Performance-wise, teaching to a camera requires both experience and positive feedback before you can find your voice. Many faculty members learned along the way that there is absolutely no shame in using freely available videos from well-produced channels as guest lectures and filling in details that are needed to apply the instruction to novel problems. This discovery may lead to existential introspection about what they can do best to create value in an online course when outstanding video curricula are available that students find on their own to supplement or supplant the teacher's own instructional efforts—and have been doing for many years in both online and face-to-face courses.

RECORDS SUPPLIED
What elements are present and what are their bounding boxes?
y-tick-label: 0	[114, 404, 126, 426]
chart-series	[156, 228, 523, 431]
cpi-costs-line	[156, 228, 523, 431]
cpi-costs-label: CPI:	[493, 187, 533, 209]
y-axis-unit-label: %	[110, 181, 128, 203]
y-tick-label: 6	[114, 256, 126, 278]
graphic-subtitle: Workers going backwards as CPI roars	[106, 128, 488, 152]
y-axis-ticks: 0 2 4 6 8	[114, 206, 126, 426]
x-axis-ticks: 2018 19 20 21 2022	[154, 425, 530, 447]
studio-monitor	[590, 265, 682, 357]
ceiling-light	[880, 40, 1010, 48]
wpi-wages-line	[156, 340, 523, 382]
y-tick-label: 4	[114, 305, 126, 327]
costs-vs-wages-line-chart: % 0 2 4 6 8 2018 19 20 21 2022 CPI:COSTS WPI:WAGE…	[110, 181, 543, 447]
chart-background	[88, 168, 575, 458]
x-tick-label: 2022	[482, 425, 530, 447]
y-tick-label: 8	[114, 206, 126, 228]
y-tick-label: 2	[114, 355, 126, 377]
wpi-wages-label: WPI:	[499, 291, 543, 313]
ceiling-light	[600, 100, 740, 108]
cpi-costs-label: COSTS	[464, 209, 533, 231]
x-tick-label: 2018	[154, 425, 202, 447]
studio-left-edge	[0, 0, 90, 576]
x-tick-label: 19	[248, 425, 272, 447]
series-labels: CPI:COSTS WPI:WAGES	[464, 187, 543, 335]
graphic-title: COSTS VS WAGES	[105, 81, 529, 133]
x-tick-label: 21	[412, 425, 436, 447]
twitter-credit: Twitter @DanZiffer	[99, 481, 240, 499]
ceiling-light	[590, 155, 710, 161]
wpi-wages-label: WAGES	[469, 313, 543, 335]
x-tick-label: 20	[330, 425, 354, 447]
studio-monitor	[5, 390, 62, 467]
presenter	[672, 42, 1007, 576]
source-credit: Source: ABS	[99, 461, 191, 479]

BRIEF 1
List every hyphenated term in the passage on online teaching.
BRIEF 2
Please reproduce the stretch of the passage on online teaching from "Performance-wise, teaching to" through "and face-to-face courses.".
The records have nothing to do with the text.

PROBLEM SOLUTION 1
Performance-wise, well-produced, face-to-face

PROBLEM SOLUTION 2
Performance-wise, teaching to a camera requires both experience and positive feedback before you can find your voice. Many faculty members learned along the way that there is absolutely no shame in using freely available videos from well-produced channels as guest lectures and filling in details that are needed to apply the instruction to novel problems. This discovery may lead to existential introspection about what they can do best to create value in an online course when outstanding video curricula are available that students find on their own to supplement or supplant the teacher's own instructional efforts—and have been doing for many years in both online and face-to-face courses.